# EXERCISE
Only the number is wanted: how many lines of these entries contain the word "koordinater"?

# RAW DATA
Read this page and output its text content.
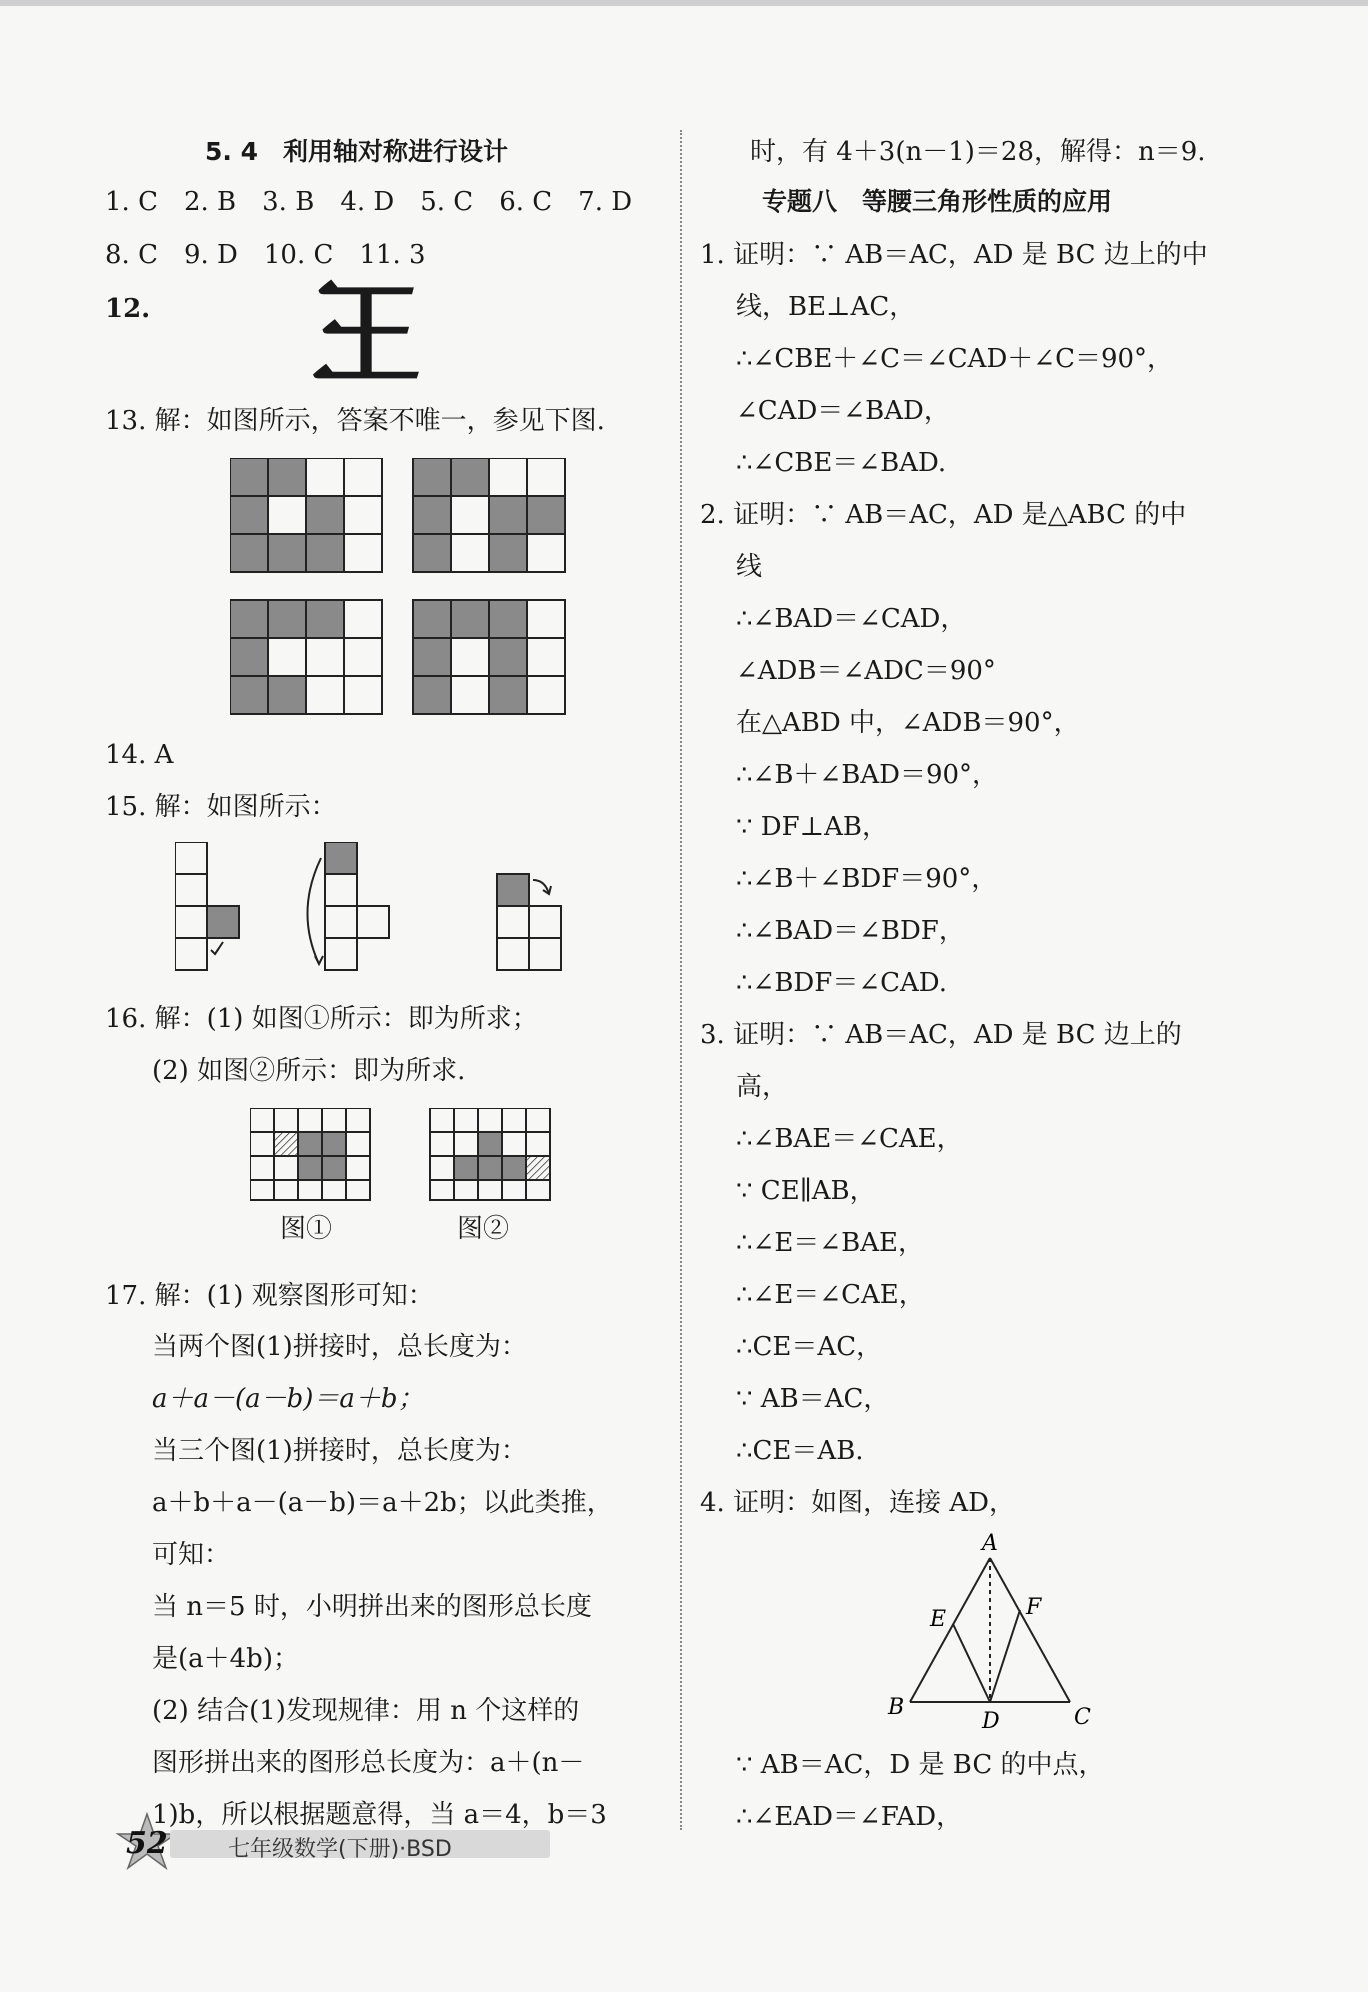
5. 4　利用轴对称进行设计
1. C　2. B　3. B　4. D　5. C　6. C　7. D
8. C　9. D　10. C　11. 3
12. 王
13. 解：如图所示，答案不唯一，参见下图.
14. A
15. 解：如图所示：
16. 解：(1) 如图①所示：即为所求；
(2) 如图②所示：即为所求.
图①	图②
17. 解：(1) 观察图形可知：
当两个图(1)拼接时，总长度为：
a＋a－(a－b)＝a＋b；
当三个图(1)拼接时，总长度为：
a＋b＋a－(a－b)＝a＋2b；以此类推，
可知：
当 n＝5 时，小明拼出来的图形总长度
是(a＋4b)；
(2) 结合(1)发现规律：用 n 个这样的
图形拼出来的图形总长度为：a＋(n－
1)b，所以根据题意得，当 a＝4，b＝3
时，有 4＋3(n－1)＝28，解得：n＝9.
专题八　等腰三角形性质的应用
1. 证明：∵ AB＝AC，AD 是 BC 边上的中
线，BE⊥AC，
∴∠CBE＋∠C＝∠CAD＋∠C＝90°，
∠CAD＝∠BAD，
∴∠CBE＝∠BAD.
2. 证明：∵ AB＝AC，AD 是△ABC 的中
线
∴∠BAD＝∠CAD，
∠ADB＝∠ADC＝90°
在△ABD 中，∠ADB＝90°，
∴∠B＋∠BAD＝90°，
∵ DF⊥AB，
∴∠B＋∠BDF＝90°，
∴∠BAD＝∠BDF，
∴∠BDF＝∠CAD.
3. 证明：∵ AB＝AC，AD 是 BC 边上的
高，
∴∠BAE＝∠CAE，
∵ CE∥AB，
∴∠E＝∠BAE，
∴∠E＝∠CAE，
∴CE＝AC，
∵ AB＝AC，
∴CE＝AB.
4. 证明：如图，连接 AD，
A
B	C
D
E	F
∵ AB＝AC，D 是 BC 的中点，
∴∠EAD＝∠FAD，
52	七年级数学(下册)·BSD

--

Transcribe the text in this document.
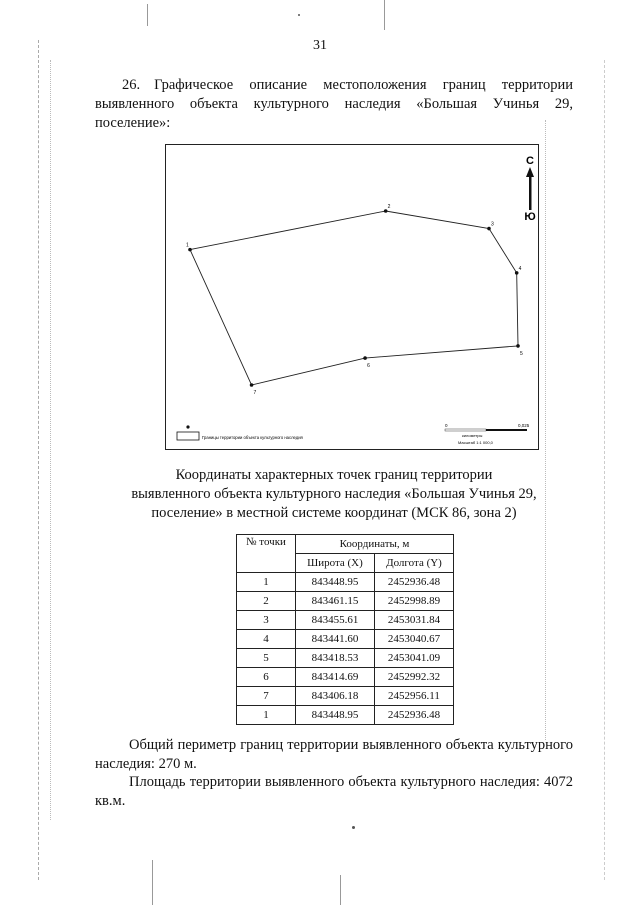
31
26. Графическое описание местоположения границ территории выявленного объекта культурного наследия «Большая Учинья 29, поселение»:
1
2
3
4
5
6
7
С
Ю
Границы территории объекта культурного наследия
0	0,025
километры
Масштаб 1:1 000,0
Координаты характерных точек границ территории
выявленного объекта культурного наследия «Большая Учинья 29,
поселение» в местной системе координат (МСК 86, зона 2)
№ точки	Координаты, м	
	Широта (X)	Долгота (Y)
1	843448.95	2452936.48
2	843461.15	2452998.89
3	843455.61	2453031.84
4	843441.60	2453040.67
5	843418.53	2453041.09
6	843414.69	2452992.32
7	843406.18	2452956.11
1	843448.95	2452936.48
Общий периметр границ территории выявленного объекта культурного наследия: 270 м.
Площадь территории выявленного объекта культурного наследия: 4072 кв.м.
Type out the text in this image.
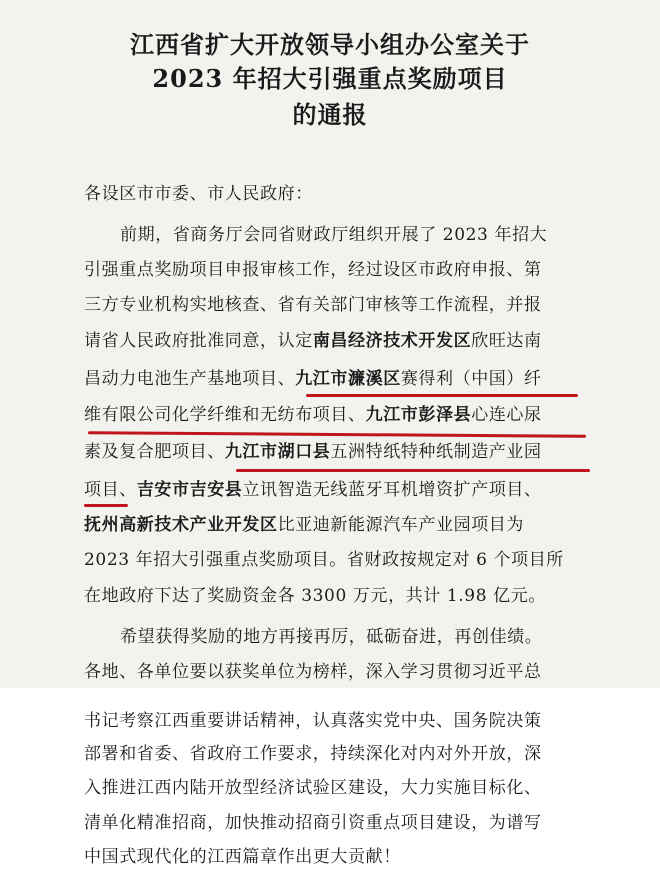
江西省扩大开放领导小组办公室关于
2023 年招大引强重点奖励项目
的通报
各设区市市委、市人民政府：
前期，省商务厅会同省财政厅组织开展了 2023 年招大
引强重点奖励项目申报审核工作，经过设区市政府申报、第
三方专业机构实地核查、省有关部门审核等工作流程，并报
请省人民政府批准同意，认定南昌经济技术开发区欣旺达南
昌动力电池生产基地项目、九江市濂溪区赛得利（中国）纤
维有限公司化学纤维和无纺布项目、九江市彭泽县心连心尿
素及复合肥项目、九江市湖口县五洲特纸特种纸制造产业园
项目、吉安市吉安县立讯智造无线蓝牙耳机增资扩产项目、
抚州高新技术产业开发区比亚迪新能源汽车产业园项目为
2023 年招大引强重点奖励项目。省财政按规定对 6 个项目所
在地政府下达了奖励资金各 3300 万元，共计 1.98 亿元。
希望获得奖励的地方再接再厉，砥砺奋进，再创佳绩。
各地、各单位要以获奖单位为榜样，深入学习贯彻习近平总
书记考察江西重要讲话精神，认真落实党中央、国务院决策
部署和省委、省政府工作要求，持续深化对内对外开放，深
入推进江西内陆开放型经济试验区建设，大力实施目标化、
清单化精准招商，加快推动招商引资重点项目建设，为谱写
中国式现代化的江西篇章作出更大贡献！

* * *

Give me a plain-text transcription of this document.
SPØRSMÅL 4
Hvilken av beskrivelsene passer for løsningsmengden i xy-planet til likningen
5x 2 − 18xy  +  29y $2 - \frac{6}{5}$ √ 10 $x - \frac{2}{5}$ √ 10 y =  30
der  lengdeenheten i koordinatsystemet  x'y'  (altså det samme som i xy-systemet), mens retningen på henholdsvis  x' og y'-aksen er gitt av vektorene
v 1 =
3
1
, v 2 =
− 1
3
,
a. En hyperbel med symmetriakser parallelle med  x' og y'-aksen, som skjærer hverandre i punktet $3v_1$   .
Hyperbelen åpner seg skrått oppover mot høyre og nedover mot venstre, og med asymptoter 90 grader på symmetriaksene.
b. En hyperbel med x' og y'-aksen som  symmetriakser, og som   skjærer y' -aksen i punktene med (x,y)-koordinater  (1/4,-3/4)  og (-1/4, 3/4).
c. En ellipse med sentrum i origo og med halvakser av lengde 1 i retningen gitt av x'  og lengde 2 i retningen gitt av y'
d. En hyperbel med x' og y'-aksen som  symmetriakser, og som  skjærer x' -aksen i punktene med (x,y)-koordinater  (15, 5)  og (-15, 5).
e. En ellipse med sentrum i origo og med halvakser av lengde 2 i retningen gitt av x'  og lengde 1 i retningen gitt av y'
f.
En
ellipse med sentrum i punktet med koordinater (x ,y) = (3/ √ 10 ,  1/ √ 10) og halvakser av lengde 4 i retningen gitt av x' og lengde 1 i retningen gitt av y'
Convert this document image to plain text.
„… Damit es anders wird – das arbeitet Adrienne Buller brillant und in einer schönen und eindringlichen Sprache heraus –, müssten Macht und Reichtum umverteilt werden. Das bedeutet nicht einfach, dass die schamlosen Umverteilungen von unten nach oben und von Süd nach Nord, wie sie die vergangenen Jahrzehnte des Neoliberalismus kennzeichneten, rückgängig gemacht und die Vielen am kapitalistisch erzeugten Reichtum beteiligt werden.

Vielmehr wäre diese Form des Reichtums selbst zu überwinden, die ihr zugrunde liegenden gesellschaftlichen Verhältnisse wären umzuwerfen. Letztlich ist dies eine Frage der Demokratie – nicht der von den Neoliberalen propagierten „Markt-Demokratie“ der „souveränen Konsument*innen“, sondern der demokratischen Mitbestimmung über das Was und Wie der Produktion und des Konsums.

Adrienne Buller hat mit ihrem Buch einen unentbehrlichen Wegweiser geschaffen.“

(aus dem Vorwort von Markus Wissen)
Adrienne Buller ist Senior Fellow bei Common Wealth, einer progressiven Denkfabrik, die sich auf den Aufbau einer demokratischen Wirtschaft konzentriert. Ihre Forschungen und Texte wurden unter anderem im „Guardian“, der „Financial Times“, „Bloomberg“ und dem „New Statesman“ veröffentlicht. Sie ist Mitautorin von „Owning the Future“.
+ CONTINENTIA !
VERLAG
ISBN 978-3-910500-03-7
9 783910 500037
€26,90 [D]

# RESULT OF THE EXERCISE
3